Extracts from a graphics dataset:
####
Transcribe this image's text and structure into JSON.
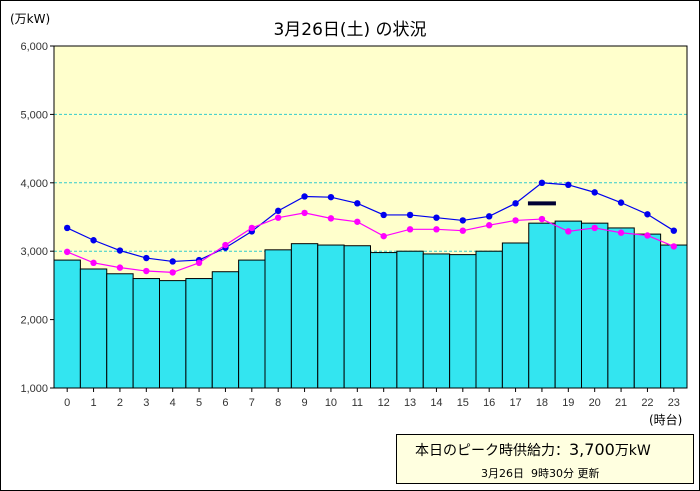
{
  "title": "3月26日(土) の状況",
  "y_unit_label": "(万kW)",
  "x_unit_label": "(時台)",
  "peak_supply": {
    "label": "本日のピーク時供給力：",
    "value": "3,700",
    "unit": "万kW"
  },
  "update_info": {
    "date": "3月26日",
    "time": "9時30分",
    "label": "更新"
  },
  "colors": {
    "plot_bg": "#ffffcc",
    "bar_fill": "#33e5f0",
    "bar_stroke": "#000000",
    "forecast_line": "#0000ee",
    "prev_line": "#ff00ff",
    "peak_marker": "#000033",
    "grid": "#33cccc"
  },
  "chart_data": {
    "type": "bar",
    "title": "3月26日(土) の状況",
    "xlabel": "(時台)",
    "ylabel": "(万kW)",
    "ylim": [
      1000,
      6000
    ],
    "y_ticks": [
      "1,000",
      "2,000",
      "3,000",
      "4,000",
      "5,000",
      "6,000"
    ],
    "y_tick_values": [
      1000,
      2000,
      3000,
      4000,
      5000,
      6000
    ],
    "grid": true,
    "categories": [
      "0",
      "1",
      "2",
      "3",
      "4",
      "5",
      "6",
      "7",
      "8",
      "9",
      "10",
      "11",
      "12",
      "13",
      "14",
      "15",
      "16",
      "17",
      "18",
      "19",
      "20",
      "21",
      "22",
      "23"
    ],
    "series": [
      {
        "type": "bar",
        "values": [
          2870,
          2740,
          2670,
          2600,
          2570,
          2600,
          2700,
          2870,
          3020,
          3110,
          3090,
          3080,
          2980,
          3000,
          2960,
          2950,
          3000,
          3120,
          3410,
          3440,
          3410,
          3340,
          3250,
          3090
        ]
      },
      {
        "type": "line",
        "values": [
          3340,
          3160,
          3010,
          2900,
          2850,
          2870,
          3050,
          3290,
          3590,
          3800,
          3790,
          3700,
          3530,
          3530,
          3490,
          3450,
          3510,
          3700,
          4000,
          3970,
          3860,
          3710,
          3540,
          3300
        ]
      },
      {
        "type": "line",
        "values": [
          2990,
          2830,
          2760,
          2710,
          2690,
          2830,
          3090,
          3340,
          3490,
          3560,
          3480,
          3430,
          3220,
          3320,
          3320,
          3300,
          3380,
          3450,
          3470,
          3290,
          3340,
          3270,
          3230,
          3070
        ]
      }
    ],
    "peak_supply_marker": {
      "hour": 18,
      "value": 3700
    }
  }
}
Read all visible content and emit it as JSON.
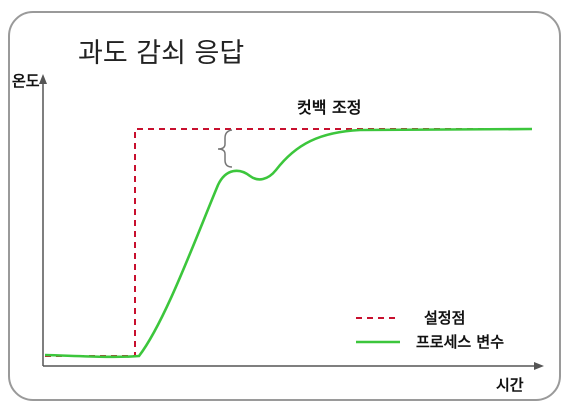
{
  "title": "과도 감쇠 응답",
  "axes": {
    "y_label": "온도",
    "x_label": "시간"
  },
  "annotation": {
    "label": "컷백 조정"
  },
  "legend": {
    "setpoint_label": "설정점",
    "process_label": "프로세스 변수"
  },
  "colors": {
    "setpoint": "#c8102e",
    "process": "#3cc63c",
    "frame": "#9a9a9a",
    "axis": "#555555",
    "bracket": "#777777"
  }
}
####
Set down the material above as is, without any pictures.

Transcribe this image's text and structure into JSON.
{
  "title": "3月26日(土) の状況",
  "y_unit_label": "(万kW)",
  "x_unit_label": "(時台)",
  "peak_supply": {
    "label": "本日のピーク時供給力：",
    "value": "3,700",
    "unit": "万kW"
  },
  "update_info": {
    "date": "3月26日",
    "time": "9時30分",
    "label": "更新"
  },
  "colors": {
    "plot_bg": "#ffffcc",
    "bar_fill": "#33e5f0",
    "bar_stroke": "#000000",
    "forecast_line": "#0000ee",
    "prev_line": "#ff00ff",
    "peak_marker": "#000033",
    "grid": "#33cccc"
  },
  "chart_data": {
    "type": "bar",
    "title": "3月26日(土) の状況",
    "xlabel": "(時台)",
    "ylabel": "(万kW)",
    "ylim": [
      1000,
      6000
    ],
    "y_ticks": [
      "1,000",
      "2,000",
      "3,000",
      "4,000",
      "5,000",
      "6,000"
    ],
    "y_tick_values": [
      1000,
      2000,
      3000,
      4000,
      5000,
      6000
    ],
    "grid": true,
    "categories": [
      "0",
      "1",
      "2",
      "3",
      "4",
      "5",
      "6",
      "7",
      "8",
      "9",
      "10",
      "11",
      "12",
      "13",
      "14",
      "15",
      "16",
      "17",
      "18",
      "19",
      "20",
      "21",
      "22",
      "23"
    ],
    "series": [
      {
        "type": "bar",
        "values": [
          2870,
          2740,
          2670,
          2600,
          2570,
          2600,
          2700,
          2870,
          3020,
          3110,
          3090,
          3080,
          2980,
          3000,
          2960,
          2950,
          3000,
          3120,
          3410,
          3440,
          3410,
          3340,
          3250,
          3090
        ]
      },
      {
        "type": "line",
        "values": [
          3340,
          3160,
          3010,
          2900,
          2850,
          2870,
          3050,
          3290,
          3590,
          3800,
          3790,
          3700,
          3530,
          3530,
          3490,
          3450,
          3510,
          3700,
          4000,
          3970,
          3860,
          3710,
          3540,
          3300
        ]
      },
      {
        "type": "line",
        "values": [
          2990,
          2830,
          2760,
          2710,
          2690,
          2830,
          3090,
          3340,
          3490,
          3560,
          3480,
          3430,
          3220,
          3320,
          3320,
          3300,
          3380,
          3450,
          3470,
          3290,
          3340,
          3270,
          3230,
          3070
        ]
      }
    ],
    "peak_supply_marker": {
      "hour": 18,
      "value": 3700
    }
  }
}
Read all visible content and emit it as JSON.
{
  "title": "과도 감쇠 응답",
  "axes": {
    "y_label": "온도",
    "x_label": "시간"
  },
  "annotation": {
    "label": "컷백 조정"
  },
  "legend": {
    "setpoint_label": "설정점",
    "process_label": "프로세스 변수"
  },
  "colors": {
    "setpoint": "#c8102e",
    "process": "#3cc63c",
    "frame": "#9a9a9a",
    "axis": "#555555",
    "bracket": "#777777"
  }
}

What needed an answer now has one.